* [Data to use]
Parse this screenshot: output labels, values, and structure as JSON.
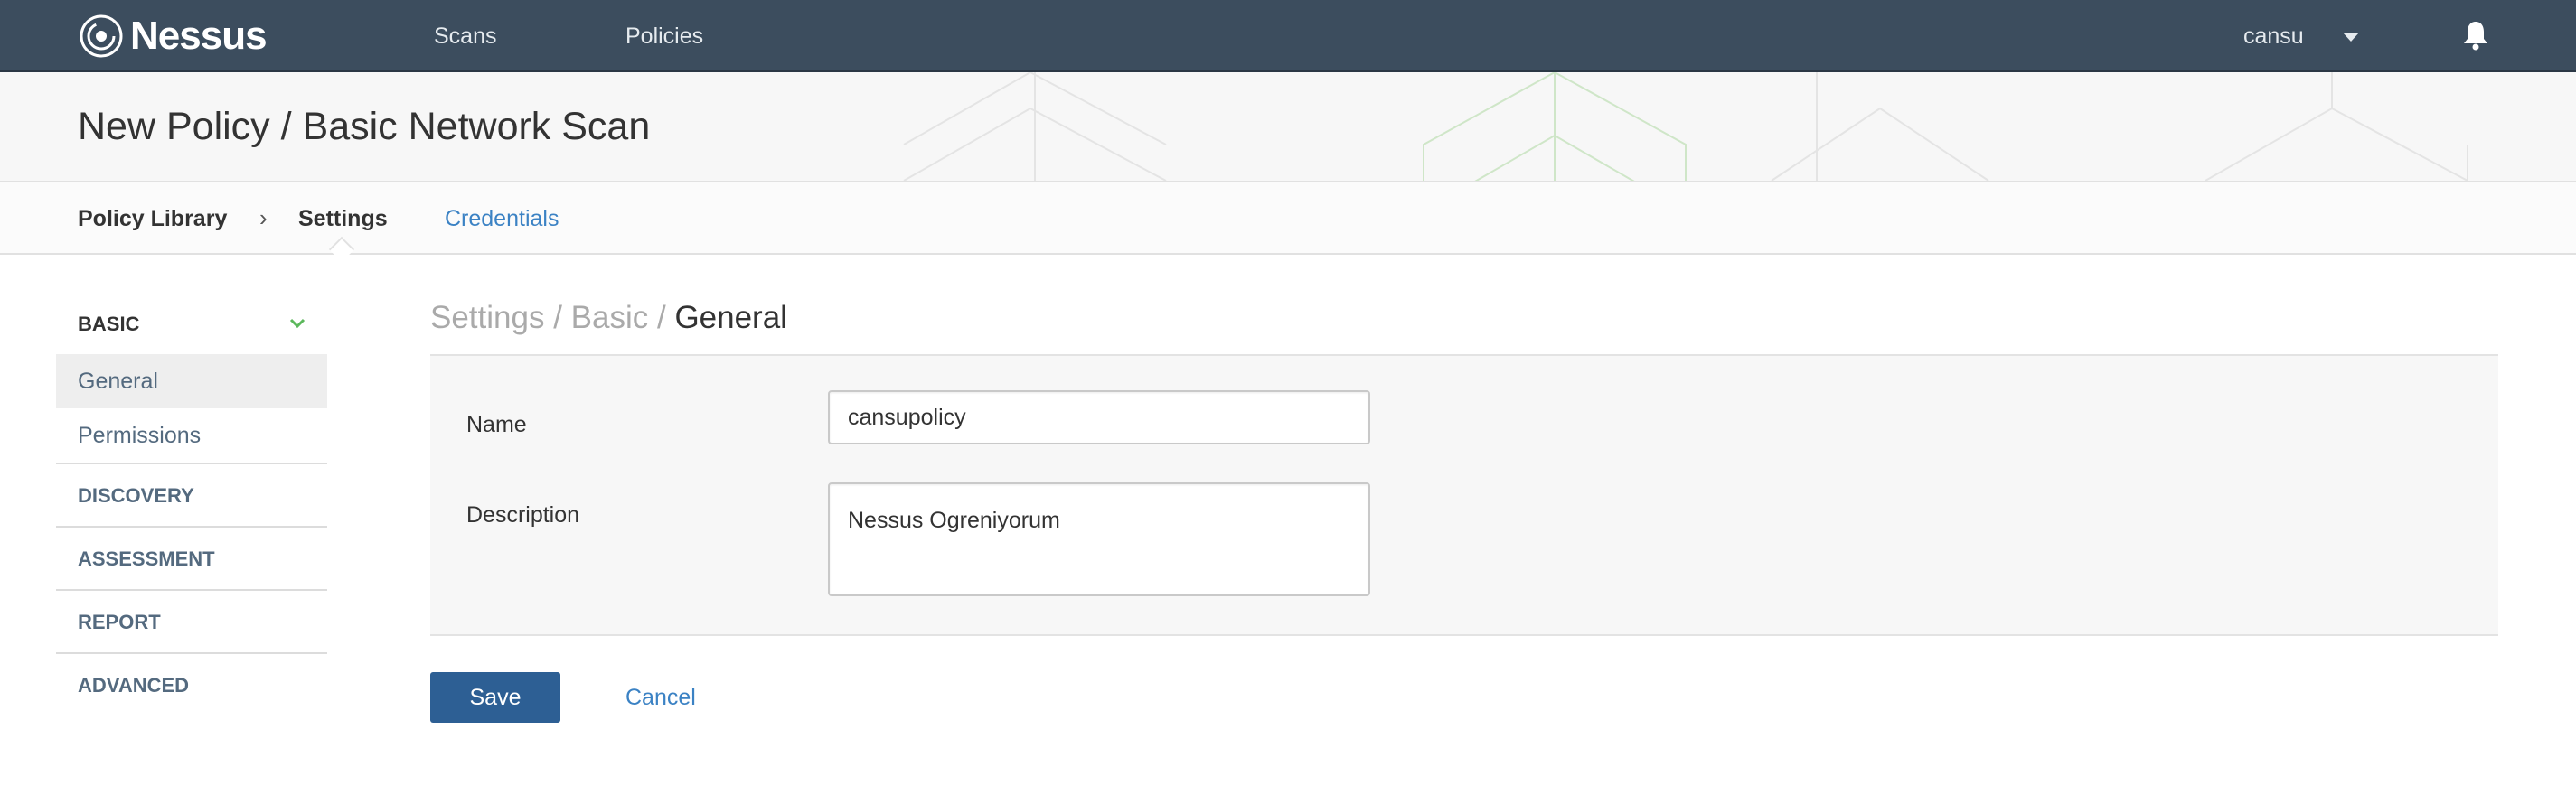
{
  "app": {
    "name": "Nessus"
  },
  "topnav": {
    "links": [
      "Scans",
      "Policies"
    ],
    "user": "cansu"
  },
  "page": {
    "title": "New Policy / Basic Network Scan"
  },
  "breadcrumb": {
    "library": "Policy Library",
    "separator": "›",
    "current": "Settings",
    "tab_credentials": "Credentials"
  },
  "sidebar": {
    "section_basic": "BASIC",
    "items": [
      "General",
      "Permissions"
    ],
    "sections": [
      "DISCOVERY",
      "ASSESSMENT",
      "REPORT",
      "ADVANCED"
    ]
  },
  "main": {
    "crumb_settings": "Settings",
    "crumb_sep": " / ",
    "crumb_basic": "Basic",
    "crumb_current": "General"
  },
  "form": {
    "name_label": "Name",
    "name_value": "cansupolicy",
    "description_label": "Description",
    "description_value": "Nessus Ogreniyorum"
  },
  "actions": {
    "save": "Save",
    "cancel": "Cancel"
  },
  "colors": {
    "nav_bg": "#3c4d5e",
    "accent_link": "#3b82c4",
    "save_button": "#2d5f94",
    "chevron_green": "#5cb85c"
  }
}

* [Task brief]
Your copy of the data should match it exactly, except that pictures are left out.

* [Solution]
Parse this screenshot: output labels, values, and structure as JSON.
{
  "app": {
    "name": "Nessus"
  },
  "topnav": {
    "links": [
      "Scans",
      "Policies"
    ],
    "user": "cansu"
  },
  "page": {
    "title": "New Policy / Basic Network Scan"
  },
  "breadcrumb": {
    "library": "Policy Library",
    "separator": "›",
    "current": "Settings",
    "tab_credentials": "Credentials"
  },
  "sidebar": {
    "section_basic": "BASIC",
    "items": [
      "General",
      "Permissions"
    ],
    "sections": [
      "DISCOVERY",
      "ASSESSMENT",
      "REPORT",
      "ADVANCED"
    ]
  },
  "main": {
    "crumb_settings": "Settings",
    "crumb_sep": " / ",
    "crumb_basic": "Basic",
    "crumb_current": "General"
  },
  "form": {
    "name_label": "Name",
    "name_value": "cansupolicy",
    "description_label": "Description",
    "description_value": "Nessus Ogreniyorum"
  },
  "actions": {
    "save": "Save",
    "cancel": "Cancel"
  },
  "colors": {
    "nav_bg": "#3c4d5e",
    "accent_link": "#3b82c4",
    "save_button": "#2d5f94",
    "chevron_green": "#5cb85c"
  }
}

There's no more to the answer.